- ЗАДАНИЕ A -
Ответьте на вопросы по фрагменту о Сальери:
(i) Какой прогресс Сальери считает прочным?
(ii) С чем во фрагменте сравниваются небесные озарения?
(iii) Что, согласно фрагменту, человек должен взять в свои собственные руки?
- ЗАДАНИЕ B -
Определите, соответствуют ли утверждения фрагменту о Сальери. Для каждого ответьте «да» или «нет» и приведите решающие слова фрагмента дословно.
(i) Слова Сальери представлены во фрагменте как софизм.
(ii) Во фрагменте сказано, что закон на минуту нарушен.
(iii) Фрагмент называет эту мысль новой.
- ЗАДАНИЕ C -
Верните без изменений отрывок фрагмента о Сальери, начиная со слов «Мысль не новая, никогда» и заканчивая словами «медленно, но верно.».

- ИСХОДНЫЙ ТЕКСТ -
Эти слова в устах Сальери – не софизм, это – его настоящая мысль. Непонятно, чудовищно на минуту нарушен закон: ему, Сальери, выпал тяжкий жребий устранить нарушение, чтобы опять водворился правильный строй, где высшие блага даются справедливо, по заслугам. Он ставит вопрос широко: прочен только прогресс, достигаемый планомерностью человеческих усилий, небесные же озарения минутны, как молния.

Что пользы, если Моцарт будет живИ новой высоты еще достигнет?Подымет ли он тем искусство? Нет;Оно падет опять, как он исчезнет:Наследника нам не оставит он.Что пользы в нем? Как некий херувим,Он несколько занес нам песен райских,Чтоб, возмутив бескрылое желаньеВ нас, чадах праха, после улететь!

Мысль не новая, никогда не умирающая! Нам невозможно доверяться капризам неба; человек должен взять свое дело в свои собственные руки и строить хотя медленно, но верно.

- ИСХОДНЫЕ ДАННЫЕ -
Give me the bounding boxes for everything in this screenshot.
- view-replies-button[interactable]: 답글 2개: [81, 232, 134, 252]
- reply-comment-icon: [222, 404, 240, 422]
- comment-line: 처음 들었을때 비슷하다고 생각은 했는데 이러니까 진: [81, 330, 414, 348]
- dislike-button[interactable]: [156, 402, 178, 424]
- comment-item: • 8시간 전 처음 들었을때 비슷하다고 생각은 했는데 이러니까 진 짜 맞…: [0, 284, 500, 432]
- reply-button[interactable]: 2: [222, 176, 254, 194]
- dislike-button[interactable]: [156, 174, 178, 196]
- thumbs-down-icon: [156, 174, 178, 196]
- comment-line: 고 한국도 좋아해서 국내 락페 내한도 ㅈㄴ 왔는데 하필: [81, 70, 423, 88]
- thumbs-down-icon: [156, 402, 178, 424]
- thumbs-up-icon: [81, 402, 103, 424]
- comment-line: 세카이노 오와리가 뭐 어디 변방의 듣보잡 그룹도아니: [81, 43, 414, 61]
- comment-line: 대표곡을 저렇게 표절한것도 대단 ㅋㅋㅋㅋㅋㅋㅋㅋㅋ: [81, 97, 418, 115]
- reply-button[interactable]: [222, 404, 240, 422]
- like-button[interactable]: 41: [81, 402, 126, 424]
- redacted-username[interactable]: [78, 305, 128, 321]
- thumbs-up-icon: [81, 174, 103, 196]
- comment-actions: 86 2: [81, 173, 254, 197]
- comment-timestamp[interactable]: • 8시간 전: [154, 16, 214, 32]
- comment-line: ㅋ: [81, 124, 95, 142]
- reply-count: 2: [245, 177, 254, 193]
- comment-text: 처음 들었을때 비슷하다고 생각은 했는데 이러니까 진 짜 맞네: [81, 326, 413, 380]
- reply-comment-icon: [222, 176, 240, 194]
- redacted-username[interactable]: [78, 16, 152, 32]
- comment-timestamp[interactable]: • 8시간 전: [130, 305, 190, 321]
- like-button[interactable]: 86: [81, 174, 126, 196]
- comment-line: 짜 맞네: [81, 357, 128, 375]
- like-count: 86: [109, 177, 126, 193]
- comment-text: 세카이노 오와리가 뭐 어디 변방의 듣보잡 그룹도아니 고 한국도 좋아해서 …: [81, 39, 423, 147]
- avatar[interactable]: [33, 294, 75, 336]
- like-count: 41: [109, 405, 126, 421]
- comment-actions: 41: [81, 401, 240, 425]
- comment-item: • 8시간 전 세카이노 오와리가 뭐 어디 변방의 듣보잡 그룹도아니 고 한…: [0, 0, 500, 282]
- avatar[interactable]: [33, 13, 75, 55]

...

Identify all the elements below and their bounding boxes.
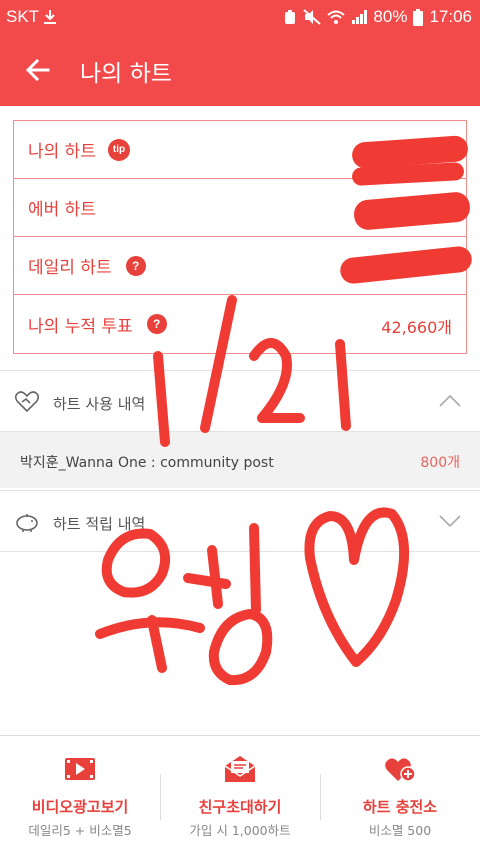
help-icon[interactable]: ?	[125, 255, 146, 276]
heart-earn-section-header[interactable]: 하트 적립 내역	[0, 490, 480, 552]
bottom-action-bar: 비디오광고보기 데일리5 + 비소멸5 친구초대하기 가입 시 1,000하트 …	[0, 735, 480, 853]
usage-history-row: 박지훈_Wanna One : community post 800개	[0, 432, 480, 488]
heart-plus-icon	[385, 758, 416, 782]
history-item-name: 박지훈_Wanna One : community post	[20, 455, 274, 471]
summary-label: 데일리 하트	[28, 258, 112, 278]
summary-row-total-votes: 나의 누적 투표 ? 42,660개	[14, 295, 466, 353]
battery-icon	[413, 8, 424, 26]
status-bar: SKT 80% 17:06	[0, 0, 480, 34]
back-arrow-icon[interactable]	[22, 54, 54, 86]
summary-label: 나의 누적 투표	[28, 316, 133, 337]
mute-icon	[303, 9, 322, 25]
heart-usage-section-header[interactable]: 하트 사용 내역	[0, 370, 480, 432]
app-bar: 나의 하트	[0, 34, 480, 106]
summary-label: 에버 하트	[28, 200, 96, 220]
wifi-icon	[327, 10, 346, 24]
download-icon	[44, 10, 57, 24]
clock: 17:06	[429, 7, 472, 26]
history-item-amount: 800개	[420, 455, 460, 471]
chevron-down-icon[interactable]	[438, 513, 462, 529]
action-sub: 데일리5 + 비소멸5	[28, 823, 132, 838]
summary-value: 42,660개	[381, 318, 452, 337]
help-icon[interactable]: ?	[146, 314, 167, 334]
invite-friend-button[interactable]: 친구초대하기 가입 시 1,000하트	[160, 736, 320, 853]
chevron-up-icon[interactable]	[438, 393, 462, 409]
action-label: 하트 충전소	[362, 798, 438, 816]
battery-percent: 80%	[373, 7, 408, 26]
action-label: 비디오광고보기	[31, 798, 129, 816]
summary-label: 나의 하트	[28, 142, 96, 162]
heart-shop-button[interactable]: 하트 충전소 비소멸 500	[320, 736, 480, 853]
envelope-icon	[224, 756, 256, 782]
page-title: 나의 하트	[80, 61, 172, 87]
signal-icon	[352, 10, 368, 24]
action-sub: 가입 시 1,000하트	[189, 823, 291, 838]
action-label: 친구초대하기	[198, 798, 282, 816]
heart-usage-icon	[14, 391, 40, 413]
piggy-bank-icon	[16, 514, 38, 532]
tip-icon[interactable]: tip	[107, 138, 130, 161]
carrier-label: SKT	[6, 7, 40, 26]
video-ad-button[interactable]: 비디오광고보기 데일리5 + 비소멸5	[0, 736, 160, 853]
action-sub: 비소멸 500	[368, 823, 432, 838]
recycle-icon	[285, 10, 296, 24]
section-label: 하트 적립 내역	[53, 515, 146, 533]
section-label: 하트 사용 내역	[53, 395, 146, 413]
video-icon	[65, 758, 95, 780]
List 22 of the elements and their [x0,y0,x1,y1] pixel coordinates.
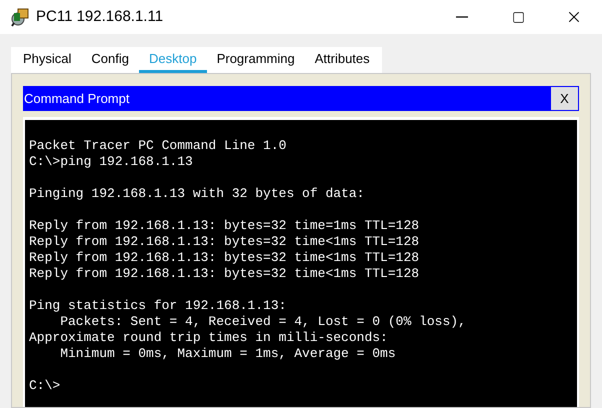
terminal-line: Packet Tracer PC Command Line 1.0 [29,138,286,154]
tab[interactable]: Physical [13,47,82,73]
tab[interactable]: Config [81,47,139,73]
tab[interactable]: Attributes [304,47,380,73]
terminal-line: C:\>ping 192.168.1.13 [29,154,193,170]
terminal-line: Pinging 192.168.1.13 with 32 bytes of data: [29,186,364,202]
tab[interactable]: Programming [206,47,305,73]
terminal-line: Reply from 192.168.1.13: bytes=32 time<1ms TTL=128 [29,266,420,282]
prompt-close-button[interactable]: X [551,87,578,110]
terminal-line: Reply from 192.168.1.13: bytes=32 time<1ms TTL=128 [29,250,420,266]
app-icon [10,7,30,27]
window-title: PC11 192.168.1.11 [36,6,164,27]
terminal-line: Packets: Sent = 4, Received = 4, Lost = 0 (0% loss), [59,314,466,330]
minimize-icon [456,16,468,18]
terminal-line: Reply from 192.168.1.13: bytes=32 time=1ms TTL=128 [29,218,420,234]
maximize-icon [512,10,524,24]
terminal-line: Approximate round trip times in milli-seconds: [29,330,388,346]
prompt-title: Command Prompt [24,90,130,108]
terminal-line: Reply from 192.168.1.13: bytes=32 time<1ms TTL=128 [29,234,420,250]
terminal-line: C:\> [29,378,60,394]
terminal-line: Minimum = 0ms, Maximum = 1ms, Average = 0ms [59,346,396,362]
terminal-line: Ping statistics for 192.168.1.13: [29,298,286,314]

==

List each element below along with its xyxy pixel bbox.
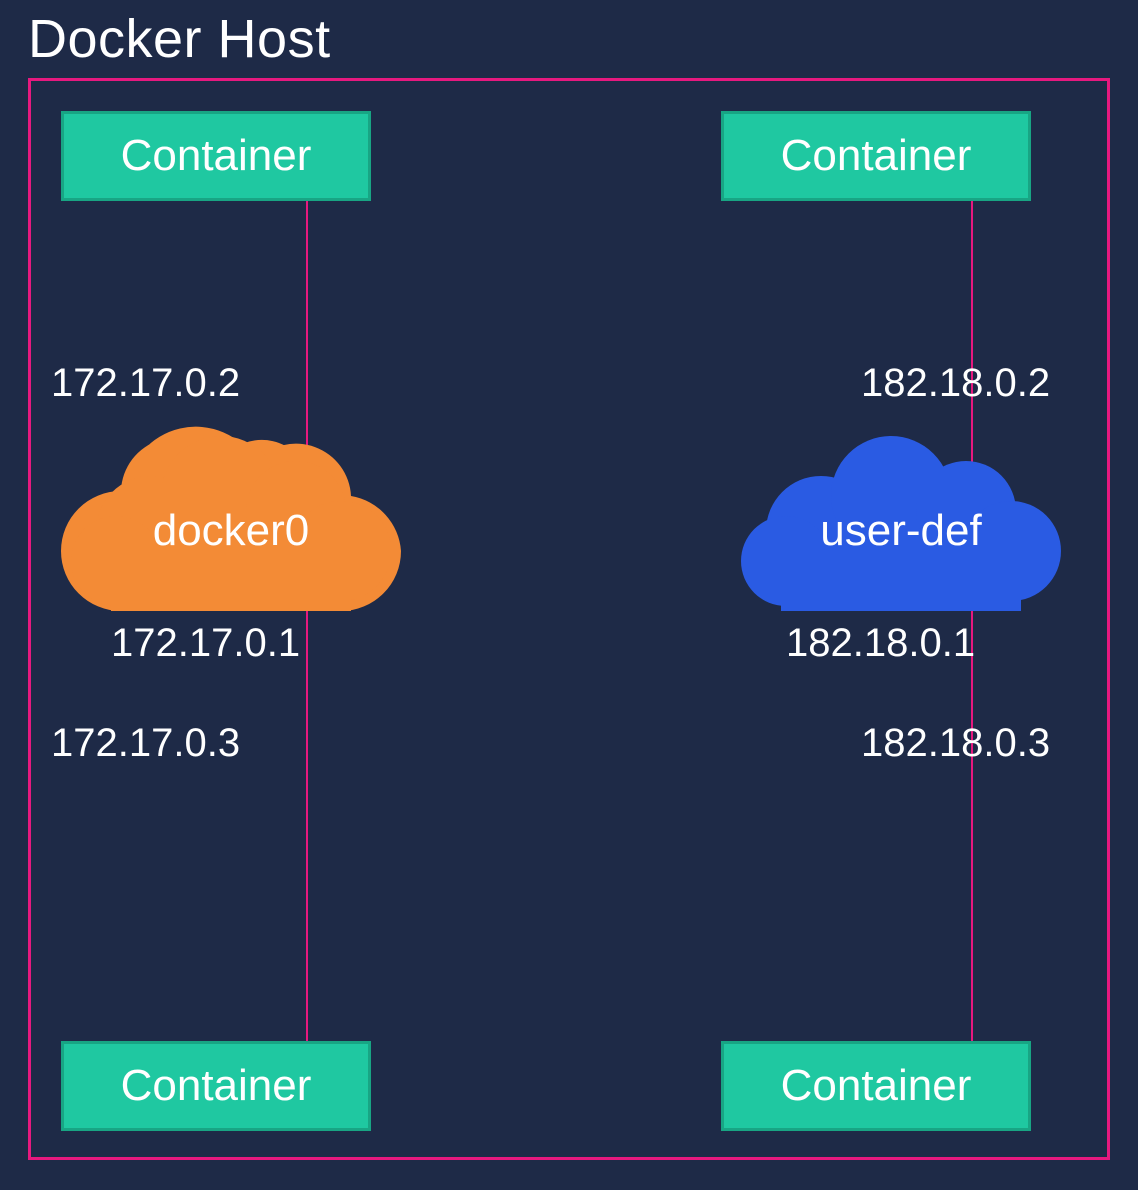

- ОТВЕТ A -
(i) Прогресс, достигаемый планомерностью человеческих усилий.
(ii) С молнией.
(iii) Свое дело.

- ОТВЕТ B -
(i) Нет: «не софизм, это – его настоящая мысль».
(ii) Да: «на минуту нарушен закон».
(iii) Нет: «Мысль не новая, никогда не умирающая!»

- ОТВЕТ C -
Мысль не новая, никогда не умирающая! Нам невозможно доверяться капризам неба; человек должен взять свое дело в свои собственные руки и строить хотя медленно, но верно.